• _Available records_:
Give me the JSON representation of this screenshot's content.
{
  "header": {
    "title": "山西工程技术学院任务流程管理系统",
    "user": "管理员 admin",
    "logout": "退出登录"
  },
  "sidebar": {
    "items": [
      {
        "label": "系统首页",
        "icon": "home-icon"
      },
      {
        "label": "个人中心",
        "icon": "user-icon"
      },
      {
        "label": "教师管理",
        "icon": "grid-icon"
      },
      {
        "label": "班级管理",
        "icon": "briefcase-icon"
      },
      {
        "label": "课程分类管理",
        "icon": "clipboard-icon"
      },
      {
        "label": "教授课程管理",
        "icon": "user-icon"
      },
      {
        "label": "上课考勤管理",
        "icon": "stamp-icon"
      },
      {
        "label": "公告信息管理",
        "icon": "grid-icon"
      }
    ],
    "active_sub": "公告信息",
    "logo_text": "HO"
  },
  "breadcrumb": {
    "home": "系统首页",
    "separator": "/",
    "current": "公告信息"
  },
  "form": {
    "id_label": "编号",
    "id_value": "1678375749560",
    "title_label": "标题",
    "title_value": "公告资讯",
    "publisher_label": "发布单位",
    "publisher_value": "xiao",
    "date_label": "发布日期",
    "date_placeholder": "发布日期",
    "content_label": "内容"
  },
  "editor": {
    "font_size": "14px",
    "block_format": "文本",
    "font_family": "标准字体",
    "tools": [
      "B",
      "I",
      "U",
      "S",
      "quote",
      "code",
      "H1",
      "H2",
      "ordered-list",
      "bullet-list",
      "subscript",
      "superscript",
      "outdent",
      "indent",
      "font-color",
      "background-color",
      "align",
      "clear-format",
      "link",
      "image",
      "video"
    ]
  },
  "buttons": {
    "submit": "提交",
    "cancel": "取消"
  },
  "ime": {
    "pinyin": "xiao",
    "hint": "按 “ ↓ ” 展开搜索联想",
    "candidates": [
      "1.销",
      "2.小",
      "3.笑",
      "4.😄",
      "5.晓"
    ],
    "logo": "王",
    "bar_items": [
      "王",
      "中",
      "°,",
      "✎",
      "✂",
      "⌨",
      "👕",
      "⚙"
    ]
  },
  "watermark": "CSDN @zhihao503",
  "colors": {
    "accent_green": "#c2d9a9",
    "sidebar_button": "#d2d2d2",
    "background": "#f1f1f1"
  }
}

• _Task to carry out_: Repeat the preceding lines exactly, please, every one of them.

• _Complete response_:
Give me the JSON representation of this screenshot's content.
{
  "header": {
    "title": "山西工程技术学院任务流程管理系统",
    "user": "管理员 admin",
    "logout": "退出登录"
  },
  "sidebar": {
    "items": [
      {
        "label": "系统首页",
        "icon": "home-icon"
      },
      {
        "label": "个人中心",
        "icon": "user-icon"
      },
      {
        "label": "教师管理",
        "icon": "grid-icon"
      },
      {
        "label": "班级管理",
        "icon": "briefcase-icon"
      },
      {
        "label": "课程分类管理",
        "icon": "clipboard-icon"
      },
      {
        "label": "教授课程管理",
        "icon": "user-icon"
      },
      {
        "label": "上课考勤管理",
        "icon": "stamp-icon"
      },
      {
        "label": "公告信息管理",
        "icon": "grid-icon"
      }
    ],
    "active_sub": "公告信息",
    "logo_text": "HO"
  },
  "breadcrumb": {
    "home": "系统首页",
    "separator": "/",
    "current": "公告信息"
  },
  "form": {
    "id_label": "编号",
    "id_value": "1678375749560",
    "title_label": "标题",
    "title_value": "公告资讯",
    "publisher_label": "发布单位",
    "publisher_value": "xiao",
    "date_label": "发布日期",
    "date_placeholder": "发布日期",
    "content_label": "内容"
  },
  "editor": {
    "font_size": "14px",
    "block_format": "文本",
    "font_family": "标准字体",
    "tools": [
      "B",
      "I",
      "U",
      "S",
      "quote",
      "code",
      "H1",
      "H2",
      "ordered-list",
      "bullet-list",
      "subscript",
      "superscript",
      "outdent",
      "indent",
      "font-color",
      "background-color",
      "align",
      "clear-format",
      "link",
      "image",
      "video"
    ]
  },
  "buttons": {
    "submit": "提交",
    "cancel": "取消"
  },
  "ime": {
    "pinyin": "xiao",
    "hint": "按 “ ↓ ” 展开搜索联想",
    "candidates": [
      "1.销",
      "2.小",
      "3.笑",
      "4.😄",
      "5.晓"
    ],
    "logo": "王",
    "bar_items": [
      "王",
      "中",
      "°,",
      "✎",
      "✂",
      "⌨",
      "👕",
      "⚙"
    ]
  },
  "watermark": "CSDN @zhihao503",
  "colors": {
    "accent_green": "#c2d9a9",
    "sidebar_button": "#d2d2d2",
    "background": "#f1f1f1"
  }
}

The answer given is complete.